The problem:
Using the data below, copy each line that includes the word "page".

Data shown:
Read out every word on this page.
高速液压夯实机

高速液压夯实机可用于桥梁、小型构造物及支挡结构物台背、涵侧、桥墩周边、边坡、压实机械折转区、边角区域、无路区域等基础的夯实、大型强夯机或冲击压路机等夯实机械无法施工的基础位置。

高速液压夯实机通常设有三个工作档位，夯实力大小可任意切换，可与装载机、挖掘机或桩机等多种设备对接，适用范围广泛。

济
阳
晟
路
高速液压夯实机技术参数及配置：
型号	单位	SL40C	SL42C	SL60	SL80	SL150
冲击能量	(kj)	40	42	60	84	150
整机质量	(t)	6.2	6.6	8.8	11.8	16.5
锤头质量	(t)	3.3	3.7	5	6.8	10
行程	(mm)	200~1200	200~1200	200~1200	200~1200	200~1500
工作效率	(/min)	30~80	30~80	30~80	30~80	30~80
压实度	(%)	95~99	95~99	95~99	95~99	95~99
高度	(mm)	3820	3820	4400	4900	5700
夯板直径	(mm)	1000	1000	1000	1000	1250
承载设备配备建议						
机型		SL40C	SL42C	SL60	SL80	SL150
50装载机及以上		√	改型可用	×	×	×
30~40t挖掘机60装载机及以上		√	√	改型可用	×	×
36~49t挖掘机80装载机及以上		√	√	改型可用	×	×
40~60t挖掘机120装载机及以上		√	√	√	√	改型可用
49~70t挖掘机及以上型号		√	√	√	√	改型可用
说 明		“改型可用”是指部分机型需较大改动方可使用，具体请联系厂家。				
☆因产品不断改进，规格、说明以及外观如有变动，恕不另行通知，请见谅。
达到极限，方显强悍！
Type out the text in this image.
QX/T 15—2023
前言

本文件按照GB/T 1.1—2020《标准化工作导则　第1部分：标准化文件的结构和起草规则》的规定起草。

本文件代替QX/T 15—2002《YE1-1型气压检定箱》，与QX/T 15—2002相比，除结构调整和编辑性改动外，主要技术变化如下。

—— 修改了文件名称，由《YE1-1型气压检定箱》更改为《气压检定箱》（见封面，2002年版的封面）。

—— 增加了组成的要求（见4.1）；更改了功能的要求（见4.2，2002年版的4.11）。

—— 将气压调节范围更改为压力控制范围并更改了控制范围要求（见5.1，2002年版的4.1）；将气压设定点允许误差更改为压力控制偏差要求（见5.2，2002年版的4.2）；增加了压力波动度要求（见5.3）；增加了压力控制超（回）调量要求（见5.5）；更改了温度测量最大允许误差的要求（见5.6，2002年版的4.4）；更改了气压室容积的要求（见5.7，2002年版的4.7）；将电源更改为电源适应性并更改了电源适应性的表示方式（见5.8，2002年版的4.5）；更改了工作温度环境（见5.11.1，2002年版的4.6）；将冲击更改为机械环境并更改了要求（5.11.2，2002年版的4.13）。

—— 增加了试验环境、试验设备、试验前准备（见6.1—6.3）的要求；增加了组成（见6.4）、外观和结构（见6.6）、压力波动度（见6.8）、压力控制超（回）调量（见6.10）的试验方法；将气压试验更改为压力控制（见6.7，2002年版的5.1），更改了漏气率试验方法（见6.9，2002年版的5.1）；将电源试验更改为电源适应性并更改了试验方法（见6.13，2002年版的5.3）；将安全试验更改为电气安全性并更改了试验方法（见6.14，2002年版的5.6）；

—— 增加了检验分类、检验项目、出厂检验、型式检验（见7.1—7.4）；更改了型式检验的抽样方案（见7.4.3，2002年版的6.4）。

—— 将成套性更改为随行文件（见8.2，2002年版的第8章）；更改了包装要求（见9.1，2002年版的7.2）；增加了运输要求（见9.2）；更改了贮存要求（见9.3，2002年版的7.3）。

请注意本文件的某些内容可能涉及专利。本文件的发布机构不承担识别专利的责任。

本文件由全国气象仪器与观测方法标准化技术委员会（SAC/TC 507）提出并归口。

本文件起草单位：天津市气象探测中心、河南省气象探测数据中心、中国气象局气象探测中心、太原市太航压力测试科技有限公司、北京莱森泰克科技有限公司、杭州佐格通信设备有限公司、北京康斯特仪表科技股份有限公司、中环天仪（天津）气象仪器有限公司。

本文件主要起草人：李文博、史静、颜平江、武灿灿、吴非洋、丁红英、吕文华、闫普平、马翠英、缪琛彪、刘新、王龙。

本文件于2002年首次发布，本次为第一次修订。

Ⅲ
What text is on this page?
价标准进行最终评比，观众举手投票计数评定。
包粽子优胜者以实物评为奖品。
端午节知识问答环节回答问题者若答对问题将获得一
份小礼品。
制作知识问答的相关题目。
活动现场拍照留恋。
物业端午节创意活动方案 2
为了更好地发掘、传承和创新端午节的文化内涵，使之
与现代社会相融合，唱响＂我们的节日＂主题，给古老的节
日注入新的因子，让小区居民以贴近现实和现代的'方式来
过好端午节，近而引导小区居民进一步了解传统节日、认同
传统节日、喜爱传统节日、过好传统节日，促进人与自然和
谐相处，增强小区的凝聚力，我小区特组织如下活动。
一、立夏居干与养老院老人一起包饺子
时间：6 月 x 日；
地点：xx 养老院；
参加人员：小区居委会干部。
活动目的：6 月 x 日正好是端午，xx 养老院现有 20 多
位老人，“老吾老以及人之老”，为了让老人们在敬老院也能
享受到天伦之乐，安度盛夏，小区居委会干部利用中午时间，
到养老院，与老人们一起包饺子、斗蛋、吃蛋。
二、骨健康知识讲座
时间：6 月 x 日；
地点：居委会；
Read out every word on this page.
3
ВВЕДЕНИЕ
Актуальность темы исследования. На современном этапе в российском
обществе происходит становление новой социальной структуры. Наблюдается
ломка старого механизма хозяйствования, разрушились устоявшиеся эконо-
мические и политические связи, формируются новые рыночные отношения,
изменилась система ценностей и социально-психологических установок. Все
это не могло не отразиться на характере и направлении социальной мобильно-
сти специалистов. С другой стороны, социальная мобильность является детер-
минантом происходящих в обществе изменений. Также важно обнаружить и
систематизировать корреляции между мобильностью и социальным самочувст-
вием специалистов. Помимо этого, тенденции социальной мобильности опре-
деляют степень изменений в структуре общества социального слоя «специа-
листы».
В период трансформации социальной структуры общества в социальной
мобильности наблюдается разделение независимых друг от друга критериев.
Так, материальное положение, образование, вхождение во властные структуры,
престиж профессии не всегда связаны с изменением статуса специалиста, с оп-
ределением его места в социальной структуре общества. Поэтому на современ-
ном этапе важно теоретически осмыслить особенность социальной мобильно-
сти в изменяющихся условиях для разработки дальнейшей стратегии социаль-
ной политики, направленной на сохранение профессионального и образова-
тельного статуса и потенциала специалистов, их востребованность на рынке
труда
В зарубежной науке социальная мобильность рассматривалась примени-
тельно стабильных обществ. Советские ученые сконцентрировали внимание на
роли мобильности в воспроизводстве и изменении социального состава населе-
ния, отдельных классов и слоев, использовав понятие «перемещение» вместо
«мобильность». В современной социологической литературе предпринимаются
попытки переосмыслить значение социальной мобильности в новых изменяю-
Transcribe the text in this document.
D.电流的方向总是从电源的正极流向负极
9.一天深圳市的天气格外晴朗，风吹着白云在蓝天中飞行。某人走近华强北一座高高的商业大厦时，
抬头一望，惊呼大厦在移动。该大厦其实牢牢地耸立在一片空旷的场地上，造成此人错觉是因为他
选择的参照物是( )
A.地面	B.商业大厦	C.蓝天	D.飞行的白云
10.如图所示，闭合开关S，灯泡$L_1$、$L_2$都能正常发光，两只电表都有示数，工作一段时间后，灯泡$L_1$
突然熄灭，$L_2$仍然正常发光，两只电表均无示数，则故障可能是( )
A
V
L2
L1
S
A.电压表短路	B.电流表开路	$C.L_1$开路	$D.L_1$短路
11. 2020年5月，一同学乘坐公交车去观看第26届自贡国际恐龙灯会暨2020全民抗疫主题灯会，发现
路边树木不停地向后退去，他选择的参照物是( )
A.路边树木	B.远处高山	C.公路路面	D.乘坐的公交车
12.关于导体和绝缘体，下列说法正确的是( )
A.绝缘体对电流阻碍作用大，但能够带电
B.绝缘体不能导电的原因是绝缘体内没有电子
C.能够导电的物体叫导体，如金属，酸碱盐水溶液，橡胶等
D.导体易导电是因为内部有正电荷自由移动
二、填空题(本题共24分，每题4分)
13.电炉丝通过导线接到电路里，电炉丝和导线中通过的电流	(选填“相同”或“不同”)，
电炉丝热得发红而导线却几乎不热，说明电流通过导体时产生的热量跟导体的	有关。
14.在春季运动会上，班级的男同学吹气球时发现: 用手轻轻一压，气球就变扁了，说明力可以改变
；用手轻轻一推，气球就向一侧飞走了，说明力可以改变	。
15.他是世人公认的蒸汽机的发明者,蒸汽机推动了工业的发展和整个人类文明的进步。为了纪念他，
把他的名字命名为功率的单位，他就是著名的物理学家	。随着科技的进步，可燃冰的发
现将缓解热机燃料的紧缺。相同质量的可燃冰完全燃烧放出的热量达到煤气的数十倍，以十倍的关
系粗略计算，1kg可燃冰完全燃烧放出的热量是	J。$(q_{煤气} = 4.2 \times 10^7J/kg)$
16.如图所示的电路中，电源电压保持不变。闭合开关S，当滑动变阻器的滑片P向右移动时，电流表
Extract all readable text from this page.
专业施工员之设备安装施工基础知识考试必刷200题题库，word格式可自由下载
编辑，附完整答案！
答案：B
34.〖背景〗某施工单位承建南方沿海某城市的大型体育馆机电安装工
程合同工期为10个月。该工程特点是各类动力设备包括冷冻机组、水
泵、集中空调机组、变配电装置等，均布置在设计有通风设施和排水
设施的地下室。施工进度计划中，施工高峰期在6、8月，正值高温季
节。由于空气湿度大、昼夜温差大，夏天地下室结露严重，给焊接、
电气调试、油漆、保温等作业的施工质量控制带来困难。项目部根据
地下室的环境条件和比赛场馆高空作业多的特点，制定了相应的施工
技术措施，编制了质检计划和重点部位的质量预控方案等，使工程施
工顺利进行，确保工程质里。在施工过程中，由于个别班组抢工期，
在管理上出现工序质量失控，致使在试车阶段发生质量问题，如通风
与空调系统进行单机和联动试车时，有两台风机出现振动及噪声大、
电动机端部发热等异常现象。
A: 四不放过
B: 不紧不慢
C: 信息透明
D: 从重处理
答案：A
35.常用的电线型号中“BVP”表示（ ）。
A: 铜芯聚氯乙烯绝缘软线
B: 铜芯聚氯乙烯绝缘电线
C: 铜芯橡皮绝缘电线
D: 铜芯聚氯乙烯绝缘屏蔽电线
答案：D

Output for this task:
Read out every word on this page.
What text is on this page?
Read out every word on this page.
Extract all readable text from this page.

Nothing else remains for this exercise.